§ **Set problem**: Copy only what runs from the line containing "Transcribe this image's" through the end of the material below, line for line, with both ends included.

§ **Extracted entries**:
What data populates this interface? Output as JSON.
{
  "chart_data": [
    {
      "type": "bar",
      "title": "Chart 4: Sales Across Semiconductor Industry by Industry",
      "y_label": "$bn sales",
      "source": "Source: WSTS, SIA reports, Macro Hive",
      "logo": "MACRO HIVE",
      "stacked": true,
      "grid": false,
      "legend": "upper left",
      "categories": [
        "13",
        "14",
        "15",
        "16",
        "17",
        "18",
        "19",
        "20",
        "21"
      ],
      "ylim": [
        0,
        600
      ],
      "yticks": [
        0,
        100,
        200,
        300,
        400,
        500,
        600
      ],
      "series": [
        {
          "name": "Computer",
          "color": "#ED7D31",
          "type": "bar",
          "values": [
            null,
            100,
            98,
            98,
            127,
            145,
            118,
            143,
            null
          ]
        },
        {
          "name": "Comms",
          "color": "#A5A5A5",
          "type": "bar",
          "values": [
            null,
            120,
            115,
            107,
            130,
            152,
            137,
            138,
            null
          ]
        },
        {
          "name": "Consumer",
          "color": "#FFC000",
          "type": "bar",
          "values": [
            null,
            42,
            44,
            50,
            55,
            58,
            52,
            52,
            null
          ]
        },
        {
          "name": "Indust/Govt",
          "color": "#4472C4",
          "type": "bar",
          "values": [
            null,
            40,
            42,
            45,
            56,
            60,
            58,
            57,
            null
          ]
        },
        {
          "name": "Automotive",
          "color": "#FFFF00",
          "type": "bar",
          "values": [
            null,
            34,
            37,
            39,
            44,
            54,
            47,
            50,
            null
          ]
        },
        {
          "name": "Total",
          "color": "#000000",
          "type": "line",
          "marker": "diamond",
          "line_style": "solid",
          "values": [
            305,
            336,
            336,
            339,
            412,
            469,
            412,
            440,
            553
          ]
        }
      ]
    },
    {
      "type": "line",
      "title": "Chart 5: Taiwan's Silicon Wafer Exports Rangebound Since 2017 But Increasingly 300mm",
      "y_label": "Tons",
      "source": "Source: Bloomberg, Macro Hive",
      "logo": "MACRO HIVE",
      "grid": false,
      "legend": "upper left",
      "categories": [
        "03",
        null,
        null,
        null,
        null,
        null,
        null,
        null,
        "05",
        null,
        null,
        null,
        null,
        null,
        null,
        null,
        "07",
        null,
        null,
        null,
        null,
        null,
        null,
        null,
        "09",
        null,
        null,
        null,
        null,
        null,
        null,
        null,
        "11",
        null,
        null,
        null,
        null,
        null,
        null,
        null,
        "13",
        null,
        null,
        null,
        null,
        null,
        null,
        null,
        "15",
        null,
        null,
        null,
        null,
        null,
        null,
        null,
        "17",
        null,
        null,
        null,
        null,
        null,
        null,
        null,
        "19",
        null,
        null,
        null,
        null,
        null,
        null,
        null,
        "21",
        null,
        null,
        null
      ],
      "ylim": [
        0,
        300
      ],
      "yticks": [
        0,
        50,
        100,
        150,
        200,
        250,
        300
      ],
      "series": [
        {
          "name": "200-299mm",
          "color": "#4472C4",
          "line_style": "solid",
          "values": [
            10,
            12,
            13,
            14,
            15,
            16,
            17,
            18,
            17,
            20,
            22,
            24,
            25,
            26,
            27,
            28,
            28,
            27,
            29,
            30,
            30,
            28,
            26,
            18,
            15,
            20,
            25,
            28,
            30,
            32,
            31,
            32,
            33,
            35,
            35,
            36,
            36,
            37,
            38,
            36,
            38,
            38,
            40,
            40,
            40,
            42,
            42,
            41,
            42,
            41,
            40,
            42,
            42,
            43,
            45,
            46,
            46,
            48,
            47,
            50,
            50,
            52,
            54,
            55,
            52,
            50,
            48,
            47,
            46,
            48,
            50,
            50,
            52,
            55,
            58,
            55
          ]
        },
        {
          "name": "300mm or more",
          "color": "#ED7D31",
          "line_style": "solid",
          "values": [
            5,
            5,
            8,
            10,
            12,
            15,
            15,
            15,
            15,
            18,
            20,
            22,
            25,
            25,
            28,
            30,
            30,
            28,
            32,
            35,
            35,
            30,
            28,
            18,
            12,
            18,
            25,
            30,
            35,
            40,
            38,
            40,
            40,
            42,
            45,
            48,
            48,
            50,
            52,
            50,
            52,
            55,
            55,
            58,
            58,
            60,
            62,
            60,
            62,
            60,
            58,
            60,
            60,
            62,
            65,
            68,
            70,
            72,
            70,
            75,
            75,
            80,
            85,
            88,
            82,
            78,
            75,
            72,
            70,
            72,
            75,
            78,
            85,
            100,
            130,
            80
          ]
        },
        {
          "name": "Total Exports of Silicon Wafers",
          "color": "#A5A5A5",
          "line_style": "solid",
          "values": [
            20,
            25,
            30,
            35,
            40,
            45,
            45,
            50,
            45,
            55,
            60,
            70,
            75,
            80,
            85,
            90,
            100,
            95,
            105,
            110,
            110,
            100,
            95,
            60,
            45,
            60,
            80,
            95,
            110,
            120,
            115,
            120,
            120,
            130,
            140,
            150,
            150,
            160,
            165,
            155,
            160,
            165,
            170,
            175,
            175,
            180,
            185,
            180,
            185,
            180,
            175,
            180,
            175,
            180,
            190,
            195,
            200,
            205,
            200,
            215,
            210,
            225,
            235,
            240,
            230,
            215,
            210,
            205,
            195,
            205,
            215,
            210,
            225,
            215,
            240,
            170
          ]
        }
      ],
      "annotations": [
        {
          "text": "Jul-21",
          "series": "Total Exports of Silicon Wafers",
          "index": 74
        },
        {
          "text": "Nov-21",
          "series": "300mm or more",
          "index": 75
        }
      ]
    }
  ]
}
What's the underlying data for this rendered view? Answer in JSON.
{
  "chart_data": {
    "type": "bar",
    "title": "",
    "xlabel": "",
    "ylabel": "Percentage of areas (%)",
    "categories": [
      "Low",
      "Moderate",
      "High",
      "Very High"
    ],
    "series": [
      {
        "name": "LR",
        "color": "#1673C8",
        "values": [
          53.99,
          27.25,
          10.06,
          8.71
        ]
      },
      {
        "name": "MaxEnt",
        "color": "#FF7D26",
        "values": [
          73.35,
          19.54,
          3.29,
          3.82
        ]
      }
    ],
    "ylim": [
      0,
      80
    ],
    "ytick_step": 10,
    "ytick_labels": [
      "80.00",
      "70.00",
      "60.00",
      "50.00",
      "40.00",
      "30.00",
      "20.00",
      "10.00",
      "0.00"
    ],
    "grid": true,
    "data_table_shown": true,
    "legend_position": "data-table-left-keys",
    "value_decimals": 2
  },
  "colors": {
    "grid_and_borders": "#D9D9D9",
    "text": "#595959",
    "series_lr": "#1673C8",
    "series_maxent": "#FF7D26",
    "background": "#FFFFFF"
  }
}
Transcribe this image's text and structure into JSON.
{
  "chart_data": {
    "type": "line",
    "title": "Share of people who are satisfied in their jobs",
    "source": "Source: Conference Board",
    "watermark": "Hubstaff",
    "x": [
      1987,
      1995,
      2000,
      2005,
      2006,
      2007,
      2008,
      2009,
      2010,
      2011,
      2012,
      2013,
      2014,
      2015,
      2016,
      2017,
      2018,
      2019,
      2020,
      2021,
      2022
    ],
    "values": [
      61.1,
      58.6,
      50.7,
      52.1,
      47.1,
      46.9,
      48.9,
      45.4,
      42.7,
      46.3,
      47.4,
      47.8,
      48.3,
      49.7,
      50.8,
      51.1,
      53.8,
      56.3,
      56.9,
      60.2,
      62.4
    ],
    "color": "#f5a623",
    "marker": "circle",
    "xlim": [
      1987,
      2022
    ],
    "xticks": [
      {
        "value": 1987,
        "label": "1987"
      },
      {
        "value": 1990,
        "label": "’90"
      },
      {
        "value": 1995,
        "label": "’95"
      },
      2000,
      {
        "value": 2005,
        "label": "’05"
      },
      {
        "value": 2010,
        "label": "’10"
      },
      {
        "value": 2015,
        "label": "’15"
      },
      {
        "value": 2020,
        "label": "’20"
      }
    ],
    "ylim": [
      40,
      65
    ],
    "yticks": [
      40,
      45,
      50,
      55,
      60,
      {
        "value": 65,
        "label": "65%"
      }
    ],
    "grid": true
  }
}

§ **Expected output**:
Transcribe this image's text and structure into JSON.
{
  "chart_data": {
    "type": "line",
    "title": "Share of people who are satisfied in their jobs",
    "source": "Source: Conference Board",
    "watermark": "Hubstaff",
    "x": [
      1987,
      1995,
      2000,
      2005,
      2006,
      2007,
      2008,
      2009,
      2010,
      2011,
      2012,
      2013,
      2014,
      2015,
      2016,
      2017,
      2018,
      2019,
      2020,
      2021,
      2022
    ],
    "values": [
      61.1,
      58.6,
      50.7,
      52.1,
      47.1,
      46.9,
      48.9,
      45.4,
      42.7,
      46.3,
      47.4,
      47.8,
      48.3,
      49.7,
      50.8,
      51.1,
      53.8,
      56.3,
      56.9,
      60.2,
      62.4
    ],
    "color": "#f5a623",
    "marker": "circle",
    "xlim": [
      1987,
      2022
    ],
    "xticks": [
      {
        "value": 1987,
        "label": "1987"
      },
      {
        "value": 1990,
        "label": "’90"
      },
      {
        "value": 1995,
        "label": "’95"
      },
      2000,
      {
        "value": 2005,
        "label": "’05"
      },
      {
        "value": 2010,
        "label": "’10"
      },
      {
        "value": 2015,
        "label": "’15"
      },
      {
        "value": 2020,
        "label": "’20"
      }
    ],
    "ylim": [
      40,
      65
    ],
    "yticks": [
      40,
      45,
      50,
      55,
      60,
      {
        "value": 65,
        "label": "65%"
      }
    ],
    "grid": true
  }
}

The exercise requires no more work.